Stored data:
☆ ☆ ☆ ☆
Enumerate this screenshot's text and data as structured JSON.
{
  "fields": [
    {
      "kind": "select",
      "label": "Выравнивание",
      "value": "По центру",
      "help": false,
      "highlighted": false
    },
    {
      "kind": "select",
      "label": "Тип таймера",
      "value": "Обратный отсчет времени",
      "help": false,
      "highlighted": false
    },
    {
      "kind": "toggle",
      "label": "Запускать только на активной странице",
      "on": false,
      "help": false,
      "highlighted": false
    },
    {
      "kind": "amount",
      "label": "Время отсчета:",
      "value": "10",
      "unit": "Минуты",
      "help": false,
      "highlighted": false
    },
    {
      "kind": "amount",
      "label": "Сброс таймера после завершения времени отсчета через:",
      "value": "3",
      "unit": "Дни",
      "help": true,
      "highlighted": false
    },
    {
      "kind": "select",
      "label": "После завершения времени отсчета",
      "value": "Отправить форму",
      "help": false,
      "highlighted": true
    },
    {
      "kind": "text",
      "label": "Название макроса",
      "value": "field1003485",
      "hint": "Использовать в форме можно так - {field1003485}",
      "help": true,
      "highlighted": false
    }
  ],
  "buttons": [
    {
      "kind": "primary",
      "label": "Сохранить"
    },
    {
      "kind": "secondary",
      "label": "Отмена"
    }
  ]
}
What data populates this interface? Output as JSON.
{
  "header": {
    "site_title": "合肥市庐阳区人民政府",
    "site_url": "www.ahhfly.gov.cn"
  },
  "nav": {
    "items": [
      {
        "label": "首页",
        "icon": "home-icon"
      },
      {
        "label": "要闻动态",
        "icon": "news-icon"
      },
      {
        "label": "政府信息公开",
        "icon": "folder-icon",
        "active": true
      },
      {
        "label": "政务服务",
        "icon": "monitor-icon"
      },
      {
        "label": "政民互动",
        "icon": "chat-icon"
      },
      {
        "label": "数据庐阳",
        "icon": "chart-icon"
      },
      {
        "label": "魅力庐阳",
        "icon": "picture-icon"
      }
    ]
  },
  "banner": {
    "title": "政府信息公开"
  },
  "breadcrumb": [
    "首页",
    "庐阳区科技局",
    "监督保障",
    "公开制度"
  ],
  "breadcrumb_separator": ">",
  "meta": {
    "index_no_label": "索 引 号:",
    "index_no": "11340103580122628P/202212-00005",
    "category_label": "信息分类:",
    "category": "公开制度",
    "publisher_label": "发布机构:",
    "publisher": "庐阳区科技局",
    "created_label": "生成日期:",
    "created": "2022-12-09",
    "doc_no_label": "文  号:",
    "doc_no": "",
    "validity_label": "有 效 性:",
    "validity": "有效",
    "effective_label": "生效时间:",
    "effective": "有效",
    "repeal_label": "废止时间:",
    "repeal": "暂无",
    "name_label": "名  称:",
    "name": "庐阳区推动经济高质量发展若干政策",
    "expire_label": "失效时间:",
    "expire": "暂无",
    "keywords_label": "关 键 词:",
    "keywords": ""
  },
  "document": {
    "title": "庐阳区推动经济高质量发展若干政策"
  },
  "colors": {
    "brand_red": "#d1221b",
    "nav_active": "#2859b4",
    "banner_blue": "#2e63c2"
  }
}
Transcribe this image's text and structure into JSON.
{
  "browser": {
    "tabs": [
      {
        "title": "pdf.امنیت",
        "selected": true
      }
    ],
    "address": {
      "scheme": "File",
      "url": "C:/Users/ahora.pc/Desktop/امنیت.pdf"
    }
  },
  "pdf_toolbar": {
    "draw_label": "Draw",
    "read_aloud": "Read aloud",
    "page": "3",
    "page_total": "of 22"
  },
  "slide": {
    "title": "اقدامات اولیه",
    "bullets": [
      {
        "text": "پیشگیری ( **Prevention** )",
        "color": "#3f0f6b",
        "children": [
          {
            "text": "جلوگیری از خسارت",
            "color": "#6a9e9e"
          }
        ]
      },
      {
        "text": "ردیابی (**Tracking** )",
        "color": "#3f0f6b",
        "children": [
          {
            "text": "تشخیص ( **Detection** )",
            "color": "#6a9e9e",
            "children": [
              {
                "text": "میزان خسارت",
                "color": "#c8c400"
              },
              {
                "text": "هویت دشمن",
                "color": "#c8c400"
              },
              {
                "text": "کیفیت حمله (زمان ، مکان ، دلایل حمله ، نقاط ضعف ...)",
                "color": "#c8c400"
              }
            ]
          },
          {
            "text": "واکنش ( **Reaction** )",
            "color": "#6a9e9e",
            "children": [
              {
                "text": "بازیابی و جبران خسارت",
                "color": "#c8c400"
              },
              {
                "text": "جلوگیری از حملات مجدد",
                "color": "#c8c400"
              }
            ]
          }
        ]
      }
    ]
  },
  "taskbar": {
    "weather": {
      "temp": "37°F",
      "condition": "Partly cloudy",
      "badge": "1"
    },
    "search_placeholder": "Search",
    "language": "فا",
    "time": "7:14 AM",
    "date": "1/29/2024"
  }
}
☆ ☆ ☆ ☆
## Written task
Repeat the data in its entirety, character for character.

## Task output
Enumerate this screenshot's text and data as structured JSON.
{
  "fields": [
    {
      "kind": "select",
      "label": "Выравнивание",
      "value": "По центру",
      "help": false,
      "highlighted": false
    },
    {
      "kind": "select",
      "label": "Тип таймера",
      "value": "Обратный отсчет времени",
      "help": false,
      "highlighted": false
    },
    {
      "kind": "toggle",
      "label": "Запускать только на активной странице",
      "on": false,
      "help": false,
      "highlighted": false
    },
    {
      "kind": "amount",
      "label": "Время отсчета:",
      "value": "10",
      "unit": "Минуты",
      "help": false,
      "highlighted": false
    },
    {
      "kind": "amount",
      "label": "Сброс таймера после завершения времени отсчета через:",
      "value": "3",
      "unit": "Дни",
      "help": true,
      "highlighted": false
    },
    {
      "kind": "select",
      "label": "После завершения времени отсчета",
      "value": "Отправить форму",
      "help": false,
      "highlighted": true
    },
    {
      "kind": "text",
      "label": "Название макроса",
      "value": "field1003485",
      "hint": "Использовать в форме можно так - {field1003485}",
      "help": true,
      "highlighted": false
    }
  ],
  "buttons": [
    {
      "kind": "primary",
      "label": "Сохранить"
    },
    {
      "kind": "secondary",
      "label": "Отмена"
    }
  ]
}
What data populates this interface? Output as JSON.
{
  "header": {
    "site_title": "合肥市庐阳区人民政府",
    "site_url": "www.ahhfly.gov.cn"
  },
  "nav": {
    "items": [
      {
        "label": "首页",
        "icon": "home-icon"
      },
      {
        "label": "要闻动态",
        "icon": "news-icon"
      },
      {
        "label": "政府信息公开",
        "icon": "folder-icon",
        "active": true
      },
      {
        "label": "政务服务",
        "icon": "monitor-icon"
      },
      {
        "label": "政民互动",
        "icon": "chat-icon"
      },
      {
        "label": "数据庐阳",
        "icon": "chart-icon"
      },
      {
        "label": "魅力庐阳",
        "icon": "picture-icon"
      }
    ]
  },
  "banner": {
    "title": "政府信息公开"
  },
  "breadcrumb": [
    "首页",
    "庐阳区科技局",
    "监督保障",
    "公开制度"
  ],
  "breadcrumb_separator": ">",
  "meta": {
    "index_no_label": "索 引 号:",
    "index_no": "11340103580122628P/202212-00005",
    "category_label": "信息分类:",
    "category": "公开制度",
    "publisher_label": "发布机构:",
    "publisher": "庐阳区科技局",
    "created_label": "生成日期:",
    "created": "2022-12-09",
    "doc_no_label": "文  号:",
    "doc_no": "",
    "validity_label": "有 效 性:",
    "validity": "有效",
    "effective_label": "生效时间:",
    "effective": "有效",
    "repeal_label": "废止时间:",
    "repeal": "暂无",
    "name_label": "名  称:",
    "name": "庐阳区推动经济高质量发展若干政策",
    "expire_label": "失效时间:",
    "expire": "暂无",
    "keywords_label": "关 键 词:",
    "keywords": ""
  },
  "document": {
    "title": "庐阳区推动经济高质量发展若干政策"
  },
  "colors": {
    "brand_red": "#d1221b",
    "nav_active": "#2859b4",
    "banner_blue": "#2e63c2"
  }
}
Transcribe this image's text and structure into JSON.
{
  "browser": {
    "tabs": [
      {
        "title": "pdf.امنیت",
        "selected": true
      }
    ],
    "address": {
      "scheme": "File",
      "url": "C:/Users/ahora.pc/Desktop/امنیت.pdf"
    }
  },
  "pdf_toolbar": {
    "draw_label": "Draw",
    "read_aloud": "Read aloud",
    "page": "3",
    "page_total": "of 22"
  },
  "slide": {
    "title": "اقدامات اولیه",
    "bullets": [
      {
        "text": "پیشگیری ( **Prevention** )",
        "color": "#3f0f6b",
        "children": [
          {
            "text": "جلوگیری از خسارت",
            "color": "#6a9e9e"
          }
        ]
      },
      {
        "text": "ردیابی (**Tracking** )",
        "color": "#3f0f6b",
        "children": [
          {
            "text": "تشخیص ( **Detection** )",
            "color": "#6a9e9e",
            "children": [
              {
                "text": "میزان خسارت",
                "color": "#c8c400"
              },
              {
                "text": "هویت دشمن",
                "color": "#c8c400"
              },
              {
                "text": "کیفیت حمله (زمان ، مکان ، دلایل حمله ، نقاط ضعف ...)",
                "color": "#c8c400"
              }
            ]
          },
          {
            "text": "واکنش ( **Reaction** )",
            "color": "#6a9e9e",
            "children": [
              {
                "text": "بازیابی و جبران خسارت",
                "color": "#c8c400"
              },
              {
                "text": "جلوگیری از حملات مجدد",
                "color": "#c8c400"
              }
            ]
          }
        ]
      }
    ]
  },
  "taskbar": {
    "weather": {
      "temp": "37°F",
      "condition": "Partly cloudy",
      "badge": "1"
    },
    "search_placeholder": "Search",
    "language": "فا",
    "time": "7:14 AM",
    "date": "1/29/2024"
  }
}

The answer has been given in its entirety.